• _DO THIS_
Find all the lines with "emisión" and gather them.

• _MATERIAL FOR THE TASK_
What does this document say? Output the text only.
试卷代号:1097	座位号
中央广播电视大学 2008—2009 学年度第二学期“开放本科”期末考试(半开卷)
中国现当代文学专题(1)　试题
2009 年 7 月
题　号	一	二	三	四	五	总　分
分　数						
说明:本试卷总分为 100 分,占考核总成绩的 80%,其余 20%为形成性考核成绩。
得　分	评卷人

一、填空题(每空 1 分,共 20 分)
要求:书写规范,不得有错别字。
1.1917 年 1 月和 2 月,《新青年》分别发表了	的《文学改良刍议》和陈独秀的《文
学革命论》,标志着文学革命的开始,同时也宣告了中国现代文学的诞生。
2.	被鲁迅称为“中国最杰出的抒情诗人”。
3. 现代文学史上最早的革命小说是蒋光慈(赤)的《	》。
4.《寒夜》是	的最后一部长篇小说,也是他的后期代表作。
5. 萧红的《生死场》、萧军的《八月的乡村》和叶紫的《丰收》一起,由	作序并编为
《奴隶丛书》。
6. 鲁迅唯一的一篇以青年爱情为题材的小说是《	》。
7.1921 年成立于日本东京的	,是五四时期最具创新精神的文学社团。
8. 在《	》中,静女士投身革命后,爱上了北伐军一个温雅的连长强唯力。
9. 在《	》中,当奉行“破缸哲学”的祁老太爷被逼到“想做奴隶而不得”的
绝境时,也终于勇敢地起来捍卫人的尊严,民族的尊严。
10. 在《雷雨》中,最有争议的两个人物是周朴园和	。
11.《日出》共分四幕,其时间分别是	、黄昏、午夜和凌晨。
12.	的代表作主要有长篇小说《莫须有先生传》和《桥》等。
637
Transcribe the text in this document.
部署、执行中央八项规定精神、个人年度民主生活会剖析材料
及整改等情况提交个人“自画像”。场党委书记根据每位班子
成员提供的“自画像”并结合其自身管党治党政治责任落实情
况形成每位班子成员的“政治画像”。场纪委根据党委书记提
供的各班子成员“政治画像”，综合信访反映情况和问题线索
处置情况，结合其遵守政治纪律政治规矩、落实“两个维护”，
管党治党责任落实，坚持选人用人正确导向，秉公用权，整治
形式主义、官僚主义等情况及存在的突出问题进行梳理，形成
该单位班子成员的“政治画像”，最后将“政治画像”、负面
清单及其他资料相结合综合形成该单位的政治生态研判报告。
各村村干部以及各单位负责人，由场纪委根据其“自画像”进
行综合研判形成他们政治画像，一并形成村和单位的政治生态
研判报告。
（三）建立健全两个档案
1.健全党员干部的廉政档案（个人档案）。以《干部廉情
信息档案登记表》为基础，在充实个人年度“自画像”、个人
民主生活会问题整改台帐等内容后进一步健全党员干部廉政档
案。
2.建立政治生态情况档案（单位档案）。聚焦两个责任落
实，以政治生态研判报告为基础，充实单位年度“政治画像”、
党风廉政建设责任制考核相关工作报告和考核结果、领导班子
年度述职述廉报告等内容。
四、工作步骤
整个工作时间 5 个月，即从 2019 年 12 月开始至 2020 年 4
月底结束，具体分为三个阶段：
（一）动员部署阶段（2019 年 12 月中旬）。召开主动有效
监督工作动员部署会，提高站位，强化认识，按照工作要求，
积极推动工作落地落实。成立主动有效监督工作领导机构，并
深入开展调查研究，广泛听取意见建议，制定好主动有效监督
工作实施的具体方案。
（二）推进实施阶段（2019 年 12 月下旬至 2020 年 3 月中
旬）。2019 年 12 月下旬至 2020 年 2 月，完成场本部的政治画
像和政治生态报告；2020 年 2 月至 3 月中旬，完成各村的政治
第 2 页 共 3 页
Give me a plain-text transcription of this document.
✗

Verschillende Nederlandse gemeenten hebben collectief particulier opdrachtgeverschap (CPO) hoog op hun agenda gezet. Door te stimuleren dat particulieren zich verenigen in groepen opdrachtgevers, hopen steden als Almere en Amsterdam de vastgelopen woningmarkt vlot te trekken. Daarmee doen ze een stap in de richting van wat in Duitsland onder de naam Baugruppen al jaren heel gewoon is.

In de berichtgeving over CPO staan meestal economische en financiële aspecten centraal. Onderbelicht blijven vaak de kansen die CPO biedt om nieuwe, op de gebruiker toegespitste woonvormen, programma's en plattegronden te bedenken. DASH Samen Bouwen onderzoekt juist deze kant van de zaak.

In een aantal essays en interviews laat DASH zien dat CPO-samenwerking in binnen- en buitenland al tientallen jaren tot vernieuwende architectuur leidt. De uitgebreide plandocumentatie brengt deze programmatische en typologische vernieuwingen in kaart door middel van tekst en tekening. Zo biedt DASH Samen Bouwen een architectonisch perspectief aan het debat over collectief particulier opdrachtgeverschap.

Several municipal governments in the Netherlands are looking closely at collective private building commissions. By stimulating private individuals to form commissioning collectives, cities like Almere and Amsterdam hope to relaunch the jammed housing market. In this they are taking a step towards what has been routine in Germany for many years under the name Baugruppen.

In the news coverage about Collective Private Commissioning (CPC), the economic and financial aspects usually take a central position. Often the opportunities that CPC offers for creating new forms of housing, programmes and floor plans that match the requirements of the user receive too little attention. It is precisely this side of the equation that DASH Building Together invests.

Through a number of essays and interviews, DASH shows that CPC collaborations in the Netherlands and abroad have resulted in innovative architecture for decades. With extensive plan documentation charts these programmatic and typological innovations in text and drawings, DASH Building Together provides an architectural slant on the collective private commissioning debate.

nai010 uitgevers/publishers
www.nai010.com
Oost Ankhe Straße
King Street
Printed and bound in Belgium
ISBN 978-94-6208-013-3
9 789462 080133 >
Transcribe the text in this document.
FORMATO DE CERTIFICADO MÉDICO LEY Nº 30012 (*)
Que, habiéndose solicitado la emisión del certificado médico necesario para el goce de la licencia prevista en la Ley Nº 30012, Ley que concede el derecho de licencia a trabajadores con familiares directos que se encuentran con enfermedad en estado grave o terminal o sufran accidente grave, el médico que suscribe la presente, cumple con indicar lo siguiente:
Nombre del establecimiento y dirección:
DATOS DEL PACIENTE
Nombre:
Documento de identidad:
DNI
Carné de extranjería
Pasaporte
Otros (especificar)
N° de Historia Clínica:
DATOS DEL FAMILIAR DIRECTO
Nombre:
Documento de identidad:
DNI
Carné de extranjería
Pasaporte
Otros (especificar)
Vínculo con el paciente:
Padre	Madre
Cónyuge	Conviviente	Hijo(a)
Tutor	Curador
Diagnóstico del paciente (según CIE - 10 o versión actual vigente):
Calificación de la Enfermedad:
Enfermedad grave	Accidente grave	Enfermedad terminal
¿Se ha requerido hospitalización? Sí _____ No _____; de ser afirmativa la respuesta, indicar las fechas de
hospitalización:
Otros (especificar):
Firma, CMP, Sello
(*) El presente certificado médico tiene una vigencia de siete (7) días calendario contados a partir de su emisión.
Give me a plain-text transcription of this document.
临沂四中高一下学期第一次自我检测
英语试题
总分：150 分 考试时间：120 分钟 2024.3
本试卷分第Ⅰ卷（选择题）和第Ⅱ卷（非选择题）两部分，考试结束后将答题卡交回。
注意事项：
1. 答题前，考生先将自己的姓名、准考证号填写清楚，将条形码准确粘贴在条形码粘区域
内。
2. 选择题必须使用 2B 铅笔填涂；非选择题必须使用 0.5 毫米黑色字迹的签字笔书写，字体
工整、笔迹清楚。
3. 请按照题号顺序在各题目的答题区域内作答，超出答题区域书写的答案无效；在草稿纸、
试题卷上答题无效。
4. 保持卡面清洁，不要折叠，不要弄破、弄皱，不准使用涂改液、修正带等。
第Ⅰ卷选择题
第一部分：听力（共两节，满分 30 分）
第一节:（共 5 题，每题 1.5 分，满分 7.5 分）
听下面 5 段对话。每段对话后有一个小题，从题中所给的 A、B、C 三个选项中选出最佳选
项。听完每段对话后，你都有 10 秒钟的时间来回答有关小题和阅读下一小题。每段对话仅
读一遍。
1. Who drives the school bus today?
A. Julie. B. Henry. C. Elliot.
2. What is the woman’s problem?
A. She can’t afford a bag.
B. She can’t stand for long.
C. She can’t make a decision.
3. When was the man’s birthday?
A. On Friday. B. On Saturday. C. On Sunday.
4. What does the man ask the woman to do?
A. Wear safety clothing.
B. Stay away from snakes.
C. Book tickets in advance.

• _WRITTEN ANSWER_
Que, habiéndose solicitado la emisión del certificado médico necesario para el goce de la licencia prevista en la Ley Nº 30012, Ley que concede el derecho de licencia a trabajadores con familiares directos que se encuentran con enfermedad en estado grave o terminal o sufran accidente grave, el médico que suscribe la presente, cumple con indicar lo siguiente:
(*) El presente certificado médico tiene una vigencia de siete (7) días calendario contados a partir de su emisión.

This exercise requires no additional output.